Items listed in a dataset
[Begin]

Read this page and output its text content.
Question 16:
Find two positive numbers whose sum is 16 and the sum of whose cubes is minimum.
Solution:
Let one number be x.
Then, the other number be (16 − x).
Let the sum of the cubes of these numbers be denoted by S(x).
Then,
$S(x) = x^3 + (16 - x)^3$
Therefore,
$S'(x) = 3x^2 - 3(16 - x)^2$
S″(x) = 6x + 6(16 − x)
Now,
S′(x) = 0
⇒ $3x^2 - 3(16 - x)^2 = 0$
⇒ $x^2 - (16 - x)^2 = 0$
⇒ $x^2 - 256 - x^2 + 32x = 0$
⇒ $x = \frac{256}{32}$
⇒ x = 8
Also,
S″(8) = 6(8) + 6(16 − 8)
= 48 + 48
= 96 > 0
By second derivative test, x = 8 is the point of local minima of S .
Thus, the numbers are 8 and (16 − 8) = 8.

[End]

## WHAT IS BEING ASKED
Retype the whole listing, matching it exactly.

## COMPLETE RESPONSE
Read this page and output its text content.
Question 16:
Find two positive numbers whose sum is 16 and the sum of whose cubes is minimum.
Solution:
Let one number be x.
Then, the other number be (16 − x).
Let the sum of the cubes of these numbers be denoted by S(x).
Then,
$S(x) = x^3 + (16 - x)^3$
Therefore,
$S'(x) = 3x^2 - 3(16 - x)^2$
S″(x) = 6x + 6(16 − x)
Now,
S′(x) = 0
⇒ $3x^2 - 3(16 - x)^2 = 0$
⇒ $x^2 - (16 - x)^2 = 0$
⇒ $x^2 - 256 - x^2 + 32x = 0$
⇒ $x = \frac{256}{32}$
⇒ x = 8
Also,
S″(8) = 6(8) + 6(16 − 8)
= 48 + 48
= 96 > 0
By second derivative test, x = 8 is the point of local minima of S .
Thus, the numbers are 8 and (16 − 8) = 8.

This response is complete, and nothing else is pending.